━━━ DATA TO PROCESS ━━━

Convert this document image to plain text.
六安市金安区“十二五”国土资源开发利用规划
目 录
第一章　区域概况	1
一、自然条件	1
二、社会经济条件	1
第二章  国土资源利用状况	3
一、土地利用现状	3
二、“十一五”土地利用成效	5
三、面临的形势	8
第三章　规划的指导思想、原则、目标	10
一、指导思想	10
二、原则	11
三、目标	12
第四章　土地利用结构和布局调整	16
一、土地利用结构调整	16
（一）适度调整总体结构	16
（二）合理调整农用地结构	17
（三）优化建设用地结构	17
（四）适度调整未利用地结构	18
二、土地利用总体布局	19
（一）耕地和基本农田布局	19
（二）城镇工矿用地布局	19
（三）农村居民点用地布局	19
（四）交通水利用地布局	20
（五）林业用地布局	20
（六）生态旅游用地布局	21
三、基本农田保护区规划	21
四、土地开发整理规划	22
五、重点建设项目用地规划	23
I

━━━

- [PROBLEM REQUIREMENTS] Repeat the material in full, exactly as it stands.

- [WRITTEN SOLUTION]
Convert this document image to plain text.
六安市金安区“十二五”国土资源开发利用规划
目 录
第一章　区域概况	1
一、自然条件	1
二、社会经济条件	1
第二章  国土资源利用状况	3
一、土地利用现状	3
二、“十一五”土地利用成效	5
三、面临的形势	8
第三章　规划的指导思想、原则、目标	10
一、指导思想	10
二、原则	11
三、目标	12
第四章　土地利用结构和布局调整	16
一、土地利用结构调整	16
（一）适度调整总体结构	16
（二）合理调整农用地结构	17
（三）优化建设用地结构	17
（四）适度调整未利用地结构	18
二、土地利用总体布局	19
（一）耕地和基本农田布局	19
（二）城镇工矿用地布局	19
（三）农村居民点用地布局	19
（四）交通水利用地布局	20
（五）林业用地布局	20
（六）生态旅游用地布局	21
三、基本农田保护区规划	21
四、土地开发整理规划	22
五、重点建设项目用地规划	23
I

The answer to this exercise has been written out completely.